Task statement:
Pull out every line containing the string "социально".

Material for the task:
----------------------------------------

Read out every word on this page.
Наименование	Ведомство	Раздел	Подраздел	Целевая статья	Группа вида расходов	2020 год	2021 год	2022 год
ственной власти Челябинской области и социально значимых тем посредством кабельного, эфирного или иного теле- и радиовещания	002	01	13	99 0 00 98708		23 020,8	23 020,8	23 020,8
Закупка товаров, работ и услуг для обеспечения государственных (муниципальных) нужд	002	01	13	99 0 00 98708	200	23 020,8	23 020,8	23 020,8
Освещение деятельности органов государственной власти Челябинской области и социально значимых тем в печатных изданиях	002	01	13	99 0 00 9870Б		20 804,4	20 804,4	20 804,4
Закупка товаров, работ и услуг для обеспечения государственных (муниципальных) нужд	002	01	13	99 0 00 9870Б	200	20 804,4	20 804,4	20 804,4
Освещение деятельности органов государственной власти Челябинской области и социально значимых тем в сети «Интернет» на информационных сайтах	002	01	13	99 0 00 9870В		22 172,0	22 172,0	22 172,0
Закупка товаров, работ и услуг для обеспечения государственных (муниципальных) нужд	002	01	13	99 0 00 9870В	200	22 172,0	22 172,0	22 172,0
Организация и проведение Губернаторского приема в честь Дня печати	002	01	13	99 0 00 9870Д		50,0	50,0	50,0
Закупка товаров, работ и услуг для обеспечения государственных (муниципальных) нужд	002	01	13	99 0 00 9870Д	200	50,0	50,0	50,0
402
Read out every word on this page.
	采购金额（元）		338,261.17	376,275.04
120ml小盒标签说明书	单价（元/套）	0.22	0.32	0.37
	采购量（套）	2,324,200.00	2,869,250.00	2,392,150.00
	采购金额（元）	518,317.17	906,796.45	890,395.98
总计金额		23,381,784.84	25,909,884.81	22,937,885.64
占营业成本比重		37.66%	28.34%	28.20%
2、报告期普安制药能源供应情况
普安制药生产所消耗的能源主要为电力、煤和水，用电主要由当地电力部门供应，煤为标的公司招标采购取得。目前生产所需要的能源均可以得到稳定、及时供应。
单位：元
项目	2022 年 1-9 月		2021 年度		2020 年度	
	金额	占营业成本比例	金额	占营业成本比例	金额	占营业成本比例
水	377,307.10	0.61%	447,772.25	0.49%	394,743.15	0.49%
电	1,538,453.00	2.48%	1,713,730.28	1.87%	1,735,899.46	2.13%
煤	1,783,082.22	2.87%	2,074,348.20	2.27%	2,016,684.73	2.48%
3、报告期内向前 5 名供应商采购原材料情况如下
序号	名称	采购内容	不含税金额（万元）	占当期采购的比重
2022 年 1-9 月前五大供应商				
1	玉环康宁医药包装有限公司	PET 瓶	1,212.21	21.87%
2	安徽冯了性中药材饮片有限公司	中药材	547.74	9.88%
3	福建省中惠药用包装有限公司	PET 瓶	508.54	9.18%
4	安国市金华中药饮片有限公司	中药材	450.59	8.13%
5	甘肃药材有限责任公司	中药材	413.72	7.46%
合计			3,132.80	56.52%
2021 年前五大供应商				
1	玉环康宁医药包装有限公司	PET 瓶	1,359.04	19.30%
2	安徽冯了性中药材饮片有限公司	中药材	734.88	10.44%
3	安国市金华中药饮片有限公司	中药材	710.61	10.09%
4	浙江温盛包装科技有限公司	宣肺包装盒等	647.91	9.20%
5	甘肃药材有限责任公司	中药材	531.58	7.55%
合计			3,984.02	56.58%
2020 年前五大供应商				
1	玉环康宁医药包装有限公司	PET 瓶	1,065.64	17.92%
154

----------------------------------------

Complete output:
ственной власти Челябинской области и социально значимых тем посредством кабельного, эфирного или иного теле- и радиовещания	002	01	13	99 0 00 98708		23 020,8	23 020,8	23 020,8
Освещение деятельности органов государственной власти Челябинской области и социально значимых тем в печатных изданиях	002	01	13	99 0 00 9870Б		20 804,4	20 804,4	20 804,4
Освещение деятельности органов государственной власти Челябинской области и социально значимых тем в сети «Интернет» на информационных сайтах	002	01	13	99 0 00 9870В		22 172,0	22 172,0	22 172,0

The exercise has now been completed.